** Begin **
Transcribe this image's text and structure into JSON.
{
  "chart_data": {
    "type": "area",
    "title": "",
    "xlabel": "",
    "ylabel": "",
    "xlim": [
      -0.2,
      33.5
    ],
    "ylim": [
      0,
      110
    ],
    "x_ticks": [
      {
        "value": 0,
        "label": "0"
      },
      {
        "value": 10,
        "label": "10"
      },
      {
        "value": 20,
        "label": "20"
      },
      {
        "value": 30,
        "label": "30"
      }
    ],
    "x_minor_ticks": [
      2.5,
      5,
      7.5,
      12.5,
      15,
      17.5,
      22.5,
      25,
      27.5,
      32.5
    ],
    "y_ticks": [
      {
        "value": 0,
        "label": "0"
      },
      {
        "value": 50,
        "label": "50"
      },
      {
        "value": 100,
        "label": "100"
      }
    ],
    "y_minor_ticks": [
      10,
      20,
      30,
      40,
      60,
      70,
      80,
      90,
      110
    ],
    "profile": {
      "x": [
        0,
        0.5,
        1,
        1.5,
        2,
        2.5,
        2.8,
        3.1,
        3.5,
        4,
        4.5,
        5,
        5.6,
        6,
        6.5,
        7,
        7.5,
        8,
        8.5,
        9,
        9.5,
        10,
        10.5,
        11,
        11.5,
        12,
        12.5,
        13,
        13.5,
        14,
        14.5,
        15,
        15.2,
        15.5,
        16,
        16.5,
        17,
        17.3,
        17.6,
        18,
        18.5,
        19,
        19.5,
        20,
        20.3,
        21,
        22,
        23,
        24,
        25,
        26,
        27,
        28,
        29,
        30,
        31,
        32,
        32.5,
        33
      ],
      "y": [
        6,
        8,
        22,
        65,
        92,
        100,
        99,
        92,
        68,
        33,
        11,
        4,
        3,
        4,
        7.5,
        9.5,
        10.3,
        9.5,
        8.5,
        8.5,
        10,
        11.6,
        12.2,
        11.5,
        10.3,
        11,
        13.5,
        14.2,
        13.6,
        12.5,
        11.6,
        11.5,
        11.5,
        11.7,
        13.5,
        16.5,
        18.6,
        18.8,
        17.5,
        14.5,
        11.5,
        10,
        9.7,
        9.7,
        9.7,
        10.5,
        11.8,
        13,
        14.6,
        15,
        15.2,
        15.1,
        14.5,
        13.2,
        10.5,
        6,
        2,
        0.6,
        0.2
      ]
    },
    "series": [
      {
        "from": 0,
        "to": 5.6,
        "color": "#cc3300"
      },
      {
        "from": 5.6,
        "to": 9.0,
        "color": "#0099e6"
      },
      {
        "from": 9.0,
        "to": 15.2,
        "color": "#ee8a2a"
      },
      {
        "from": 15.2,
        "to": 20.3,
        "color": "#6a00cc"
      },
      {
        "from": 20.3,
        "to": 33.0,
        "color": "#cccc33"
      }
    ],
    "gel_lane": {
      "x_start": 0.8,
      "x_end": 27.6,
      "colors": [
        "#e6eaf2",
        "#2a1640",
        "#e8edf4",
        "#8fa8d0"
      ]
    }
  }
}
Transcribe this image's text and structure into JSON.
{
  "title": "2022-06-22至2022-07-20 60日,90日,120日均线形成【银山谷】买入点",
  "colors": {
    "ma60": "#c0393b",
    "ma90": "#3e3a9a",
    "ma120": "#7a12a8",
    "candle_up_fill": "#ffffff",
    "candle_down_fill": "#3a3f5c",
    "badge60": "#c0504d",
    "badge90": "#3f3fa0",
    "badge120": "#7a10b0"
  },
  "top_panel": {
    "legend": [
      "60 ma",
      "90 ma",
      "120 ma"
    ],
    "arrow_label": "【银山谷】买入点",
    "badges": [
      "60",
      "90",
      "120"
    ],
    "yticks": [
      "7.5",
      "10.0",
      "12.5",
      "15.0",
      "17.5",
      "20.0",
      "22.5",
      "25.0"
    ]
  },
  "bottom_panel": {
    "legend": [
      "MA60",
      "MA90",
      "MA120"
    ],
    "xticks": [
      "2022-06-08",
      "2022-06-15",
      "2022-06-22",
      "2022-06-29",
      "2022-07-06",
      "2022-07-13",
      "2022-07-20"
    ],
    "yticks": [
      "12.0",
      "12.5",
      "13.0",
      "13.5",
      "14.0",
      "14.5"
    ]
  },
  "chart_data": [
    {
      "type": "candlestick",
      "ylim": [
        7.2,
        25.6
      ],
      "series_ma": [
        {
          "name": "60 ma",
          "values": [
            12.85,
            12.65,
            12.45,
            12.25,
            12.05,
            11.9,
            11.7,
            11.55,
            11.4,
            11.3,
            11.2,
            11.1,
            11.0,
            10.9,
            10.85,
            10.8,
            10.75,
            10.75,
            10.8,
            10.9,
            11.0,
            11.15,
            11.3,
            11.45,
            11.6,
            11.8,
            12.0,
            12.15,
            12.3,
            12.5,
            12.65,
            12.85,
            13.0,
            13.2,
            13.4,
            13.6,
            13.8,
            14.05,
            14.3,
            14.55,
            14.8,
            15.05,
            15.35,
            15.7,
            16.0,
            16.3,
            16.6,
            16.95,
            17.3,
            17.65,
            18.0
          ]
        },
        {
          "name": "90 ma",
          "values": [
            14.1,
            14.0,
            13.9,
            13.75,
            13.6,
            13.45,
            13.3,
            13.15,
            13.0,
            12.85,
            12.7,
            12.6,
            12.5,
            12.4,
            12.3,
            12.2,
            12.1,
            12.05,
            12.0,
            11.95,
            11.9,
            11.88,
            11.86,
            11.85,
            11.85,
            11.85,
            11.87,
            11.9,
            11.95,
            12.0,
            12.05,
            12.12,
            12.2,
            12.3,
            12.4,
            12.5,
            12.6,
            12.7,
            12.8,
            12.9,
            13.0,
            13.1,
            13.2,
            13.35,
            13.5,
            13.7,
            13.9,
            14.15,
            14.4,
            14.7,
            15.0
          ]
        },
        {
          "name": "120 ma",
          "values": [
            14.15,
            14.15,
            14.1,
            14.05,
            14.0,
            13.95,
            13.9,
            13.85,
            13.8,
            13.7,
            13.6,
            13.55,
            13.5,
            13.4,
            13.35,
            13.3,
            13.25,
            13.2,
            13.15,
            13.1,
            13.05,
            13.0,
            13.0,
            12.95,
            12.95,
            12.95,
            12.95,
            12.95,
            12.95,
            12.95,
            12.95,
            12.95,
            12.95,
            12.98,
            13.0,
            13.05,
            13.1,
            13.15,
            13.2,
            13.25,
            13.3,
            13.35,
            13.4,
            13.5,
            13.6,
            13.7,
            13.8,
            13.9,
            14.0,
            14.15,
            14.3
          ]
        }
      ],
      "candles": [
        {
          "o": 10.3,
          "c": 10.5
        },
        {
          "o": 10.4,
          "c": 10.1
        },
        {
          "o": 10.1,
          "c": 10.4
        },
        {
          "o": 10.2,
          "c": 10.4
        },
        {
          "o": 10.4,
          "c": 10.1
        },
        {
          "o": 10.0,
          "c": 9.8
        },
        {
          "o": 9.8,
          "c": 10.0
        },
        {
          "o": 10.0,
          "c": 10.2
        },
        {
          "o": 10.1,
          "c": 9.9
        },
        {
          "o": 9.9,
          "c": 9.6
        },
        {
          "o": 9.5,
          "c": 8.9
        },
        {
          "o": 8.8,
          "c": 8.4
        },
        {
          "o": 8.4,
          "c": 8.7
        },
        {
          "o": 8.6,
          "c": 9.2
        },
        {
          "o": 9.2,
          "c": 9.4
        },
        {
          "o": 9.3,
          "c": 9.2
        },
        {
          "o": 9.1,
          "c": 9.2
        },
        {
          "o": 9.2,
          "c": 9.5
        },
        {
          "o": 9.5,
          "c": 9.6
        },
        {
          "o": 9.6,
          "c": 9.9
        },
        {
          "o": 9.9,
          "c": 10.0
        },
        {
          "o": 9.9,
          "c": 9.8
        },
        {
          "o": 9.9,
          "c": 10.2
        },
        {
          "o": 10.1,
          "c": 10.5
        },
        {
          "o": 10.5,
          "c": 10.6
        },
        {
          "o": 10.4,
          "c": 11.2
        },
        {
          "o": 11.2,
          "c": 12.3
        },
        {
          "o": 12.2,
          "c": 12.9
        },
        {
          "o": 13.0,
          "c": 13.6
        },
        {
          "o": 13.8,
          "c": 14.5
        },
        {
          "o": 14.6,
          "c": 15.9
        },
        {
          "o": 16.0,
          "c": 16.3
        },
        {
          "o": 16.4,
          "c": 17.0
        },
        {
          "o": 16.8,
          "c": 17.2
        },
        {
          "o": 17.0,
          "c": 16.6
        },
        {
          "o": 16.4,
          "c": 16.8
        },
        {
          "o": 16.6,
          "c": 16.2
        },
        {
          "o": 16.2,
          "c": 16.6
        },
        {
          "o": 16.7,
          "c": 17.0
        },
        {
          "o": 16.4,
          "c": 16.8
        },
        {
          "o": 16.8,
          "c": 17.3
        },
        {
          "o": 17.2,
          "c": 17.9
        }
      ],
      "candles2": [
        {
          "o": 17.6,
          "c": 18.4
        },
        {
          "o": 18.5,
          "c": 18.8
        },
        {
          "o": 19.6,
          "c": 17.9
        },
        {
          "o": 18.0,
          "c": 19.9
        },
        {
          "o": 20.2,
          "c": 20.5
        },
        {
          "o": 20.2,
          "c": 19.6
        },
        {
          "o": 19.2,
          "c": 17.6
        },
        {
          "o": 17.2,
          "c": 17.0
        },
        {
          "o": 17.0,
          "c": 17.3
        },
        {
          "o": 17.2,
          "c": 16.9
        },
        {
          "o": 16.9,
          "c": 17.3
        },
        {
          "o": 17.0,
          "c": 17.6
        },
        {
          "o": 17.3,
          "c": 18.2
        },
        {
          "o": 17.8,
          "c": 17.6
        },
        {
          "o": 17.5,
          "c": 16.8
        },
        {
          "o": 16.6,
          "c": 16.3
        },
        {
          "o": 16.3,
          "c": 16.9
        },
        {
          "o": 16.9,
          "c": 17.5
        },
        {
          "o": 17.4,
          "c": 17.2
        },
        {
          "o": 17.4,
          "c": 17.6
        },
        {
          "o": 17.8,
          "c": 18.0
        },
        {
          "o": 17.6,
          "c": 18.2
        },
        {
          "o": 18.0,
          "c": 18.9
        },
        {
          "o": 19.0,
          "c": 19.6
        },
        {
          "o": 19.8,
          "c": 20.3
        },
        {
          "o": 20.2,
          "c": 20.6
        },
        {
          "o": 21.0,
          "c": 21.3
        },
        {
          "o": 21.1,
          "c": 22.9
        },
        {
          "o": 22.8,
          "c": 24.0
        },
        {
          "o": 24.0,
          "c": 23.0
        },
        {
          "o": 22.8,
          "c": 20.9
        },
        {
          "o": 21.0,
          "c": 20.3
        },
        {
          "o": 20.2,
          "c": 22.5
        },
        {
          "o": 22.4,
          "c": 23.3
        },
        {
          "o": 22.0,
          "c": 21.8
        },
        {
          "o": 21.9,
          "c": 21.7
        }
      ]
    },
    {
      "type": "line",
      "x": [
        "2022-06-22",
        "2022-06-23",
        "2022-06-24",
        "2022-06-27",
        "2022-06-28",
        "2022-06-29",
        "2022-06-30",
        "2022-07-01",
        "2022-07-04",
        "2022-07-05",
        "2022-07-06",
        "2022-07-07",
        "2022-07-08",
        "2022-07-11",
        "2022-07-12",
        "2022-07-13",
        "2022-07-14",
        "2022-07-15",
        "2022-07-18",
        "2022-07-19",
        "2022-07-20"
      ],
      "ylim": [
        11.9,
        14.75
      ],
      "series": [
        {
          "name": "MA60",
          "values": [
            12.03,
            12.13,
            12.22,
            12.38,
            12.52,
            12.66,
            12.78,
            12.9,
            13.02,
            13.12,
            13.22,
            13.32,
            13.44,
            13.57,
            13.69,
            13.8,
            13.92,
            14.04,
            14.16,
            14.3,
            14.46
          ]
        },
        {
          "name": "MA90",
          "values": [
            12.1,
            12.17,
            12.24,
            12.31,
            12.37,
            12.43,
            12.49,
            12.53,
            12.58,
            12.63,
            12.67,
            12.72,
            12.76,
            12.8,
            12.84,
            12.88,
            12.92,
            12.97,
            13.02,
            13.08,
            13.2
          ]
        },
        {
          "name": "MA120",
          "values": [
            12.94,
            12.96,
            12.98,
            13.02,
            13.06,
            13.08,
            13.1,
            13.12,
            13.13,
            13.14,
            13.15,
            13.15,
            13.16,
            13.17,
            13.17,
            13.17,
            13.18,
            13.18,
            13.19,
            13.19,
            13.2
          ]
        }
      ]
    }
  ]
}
** End **
Your task
Every line holding "type" should be copied out.

Response to the exercise
    "type": "area",
      "type": "candlestick",
      "type": "line",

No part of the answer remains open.